**Written request A**
Pick out every line in the records below that contains the string "Remote" with matching case, and copy each of those lines.

**Passage provided**
┄┄┄┄┄┄

Sunday, 24 October 2021

Concert - Les Arts Florissants - Budapest




The Palace of Arts. [Budapest]

It’s a bit of giga-creation; I can't do anything, my favorite bands often land here in Hungary. Albeit everyone knows that this space, no matter how good (or not good) the acoustics are, is simply too big for a band of this size.

Or, I actually knew what to do: I bravely bought a ticket in the front row, in the middle, so as not to admire the barely audible voice of the singers who seemed to be the size of poppy seeds from afar. Obviously, the risk was not small; if the band stands up from the edge of the ‘stage’, the sound we hear will inevitably fall apart.

But I was lucky. Due to the staging, I needed a stage about 10 meters deep, so the band was 10 meters away from me.
And the sound was fantastically good; so much that it added a lot to perhaps one of my best concert experiences. Because I listen to the performance in a hi-fi, and good sound means a lot more to me than it does to most of you.


What else contributed to this and provided the basis?
Of course, the performance itself, as it was.

That I would love the concert might have been predicted years before as the performers, Les Arts Florissants led by William Christie have delighted the audience for several decades with records of such high caliber that they have churned out a group of fans who are fond of them. No secret, I am one of them.

For the sheer fact the way they play.

How do they? The answer is simple: you must listen to a record of them, practically any. You may need just a few minutes only. In the loads of debates, usually with musicians, about why the playing of Early Music needs a special skill my frequent and indisputable argument has been that
“You should listen to a Les Arts Florissants record to hear what a violin section they have, how they play, for instance, in a baroque opera and you’ll see that it’s another galaxy”.

Yes, I like to be biased; you’ve got it all right by now, I think.
What’s more, what they have done live here has overridden all my expectations.

The piece, a Handel opera, Partenope is relatively little known. Nope, not relatively little; never ever have I even heard about it. The music is fine; it’s not a swarm of catchy well-known grand arias; the harmonies are nice, nothing special with the singers either, melodious arias and the usual load of recitativos, which, with a bit of exaggeration, are about the same in every baroque opera. The libretto is not a book of philosophy either: everyone is in love, everyone is after a woman or a man, disguises and royal persons in exile, intrigues and clashes, and love again, heartbreaks and floods of happiness one after the other. I must admit that I was lost among the intricacies of the plot, I couldn’t recall even the few names.

┄┄┄┄┄┄

**Element and coordinate records**
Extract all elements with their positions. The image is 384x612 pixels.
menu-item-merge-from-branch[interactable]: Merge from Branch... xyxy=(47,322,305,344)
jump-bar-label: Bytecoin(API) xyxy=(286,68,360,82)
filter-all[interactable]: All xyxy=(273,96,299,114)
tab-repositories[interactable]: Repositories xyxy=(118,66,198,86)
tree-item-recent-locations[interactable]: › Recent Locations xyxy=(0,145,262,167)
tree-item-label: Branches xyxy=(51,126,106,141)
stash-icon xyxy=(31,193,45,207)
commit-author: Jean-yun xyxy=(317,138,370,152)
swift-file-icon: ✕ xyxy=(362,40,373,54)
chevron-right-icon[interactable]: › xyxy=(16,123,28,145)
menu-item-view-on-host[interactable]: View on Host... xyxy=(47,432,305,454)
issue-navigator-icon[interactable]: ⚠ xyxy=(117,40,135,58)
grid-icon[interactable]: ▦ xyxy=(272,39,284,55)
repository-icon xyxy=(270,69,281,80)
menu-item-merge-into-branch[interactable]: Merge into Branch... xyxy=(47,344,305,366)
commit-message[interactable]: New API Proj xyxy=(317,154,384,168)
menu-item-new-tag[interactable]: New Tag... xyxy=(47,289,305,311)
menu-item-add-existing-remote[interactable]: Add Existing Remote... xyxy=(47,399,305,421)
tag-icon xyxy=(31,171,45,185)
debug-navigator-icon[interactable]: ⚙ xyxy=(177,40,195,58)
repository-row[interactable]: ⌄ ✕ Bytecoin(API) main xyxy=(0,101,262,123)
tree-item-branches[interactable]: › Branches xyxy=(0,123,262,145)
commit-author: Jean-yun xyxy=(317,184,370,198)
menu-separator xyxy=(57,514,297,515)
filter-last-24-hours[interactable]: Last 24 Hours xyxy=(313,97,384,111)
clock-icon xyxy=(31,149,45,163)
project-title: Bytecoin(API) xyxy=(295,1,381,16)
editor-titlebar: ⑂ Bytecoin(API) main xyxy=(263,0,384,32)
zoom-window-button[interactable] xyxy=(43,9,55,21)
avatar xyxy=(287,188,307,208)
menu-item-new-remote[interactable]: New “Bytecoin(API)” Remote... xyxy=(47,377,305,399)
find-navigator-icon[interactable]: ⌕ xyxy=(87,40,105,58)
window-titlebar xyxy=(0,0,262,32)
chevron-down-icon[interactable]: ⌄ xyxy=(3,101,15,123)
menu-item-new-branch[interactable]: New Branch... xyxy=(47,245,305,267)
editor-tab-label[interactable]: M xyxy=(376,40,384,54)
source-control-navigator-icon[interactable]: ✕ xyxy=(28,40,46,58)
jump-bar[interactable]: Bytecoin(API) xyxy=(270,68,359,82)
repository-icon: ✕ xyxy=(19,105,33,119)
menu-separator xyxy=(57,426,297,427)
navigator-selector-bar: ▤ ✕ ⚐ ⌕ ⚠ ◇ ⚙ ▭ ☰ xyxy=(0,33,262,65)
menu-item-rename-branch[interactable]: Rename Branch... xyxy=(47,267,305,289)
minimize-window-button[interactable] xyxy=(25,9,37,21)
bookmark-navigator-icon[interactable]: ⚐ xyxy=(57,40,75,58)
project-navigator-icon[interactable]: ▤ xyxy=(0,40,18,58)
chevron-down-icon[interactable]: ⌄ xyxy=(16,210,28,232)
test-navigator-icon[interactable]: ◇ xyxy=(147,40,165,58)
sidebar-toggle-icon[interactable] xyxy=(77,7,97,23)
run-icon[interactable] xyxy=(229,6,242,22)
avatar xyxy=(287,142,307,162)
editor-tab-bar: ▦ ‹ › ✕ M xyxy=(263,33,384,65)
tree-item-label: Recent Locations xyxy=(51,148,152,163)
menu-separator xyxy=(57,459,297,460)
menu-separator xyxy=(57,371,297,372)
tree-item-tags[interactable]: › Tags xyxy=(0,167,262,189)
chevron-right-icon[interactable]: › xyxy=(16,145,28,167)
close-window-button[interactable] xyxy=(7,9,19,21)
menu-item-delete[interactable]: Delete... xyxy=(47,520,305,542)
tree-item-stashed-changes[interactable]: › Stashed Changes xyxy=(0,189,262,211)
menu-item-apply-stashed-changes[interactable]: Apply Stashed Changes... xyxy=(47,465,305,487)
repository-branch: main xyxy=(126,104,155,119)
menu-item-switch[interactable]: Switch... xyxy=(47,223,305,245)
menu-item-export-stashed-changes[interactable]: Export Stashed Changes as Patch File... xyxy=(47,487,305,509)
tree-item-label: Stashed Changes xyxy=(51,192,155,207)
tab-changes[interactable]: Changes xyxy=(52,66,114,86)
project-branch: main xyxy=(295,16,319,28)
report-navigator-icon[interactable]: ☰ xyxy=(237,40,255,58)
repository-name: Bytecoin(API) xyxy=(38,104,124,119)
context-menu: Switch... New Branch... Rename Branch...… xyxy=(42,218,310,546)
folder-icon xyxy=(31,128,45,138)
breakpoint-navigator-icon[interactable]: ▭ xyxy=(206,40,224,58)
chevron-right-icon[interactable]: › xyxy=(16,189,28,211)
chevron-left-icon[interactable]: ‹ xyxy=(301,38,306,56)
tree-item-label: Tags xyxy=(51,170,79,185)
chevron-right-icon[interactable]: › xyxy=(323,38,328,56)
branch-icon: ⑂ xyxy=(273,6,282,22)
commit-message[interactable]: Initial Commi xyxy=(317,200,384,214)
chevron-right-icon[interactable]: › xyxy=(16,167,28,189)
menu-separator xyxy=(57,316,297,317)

┄┄┄┄┄┄

**Written request B**
Revise the concert review above, starting at "For the sheer" and ending at "now, I think.", so that "galaxy" is replaced by "universe".

**Written answer A**
menu-item-add-existing-remote[interactable]: Add Existing Remote... xyxy=(47,399,305,421)
menu-item-new-remote[interactable]: New “Bytecoin(API)” Remote... xyxy=(47,377,305,399)

**Written answer B**
For the sheer fact the way they play.

How do they? The answer is simple: you must listen to a record of them, practically any. You may need just a few minutes only. In the loads of debates, usually with musicians, about why the playing of Early Music needs a special skill my frequent and indisputable argument has been that
“You should listen to a Les Arts Florissants record to hear what a violin section they have, how they play, for instance, in a baroque opera and you’ll see that it’s another universe”.

Yes, I like to be biased; you’ve got it all right by now, I think.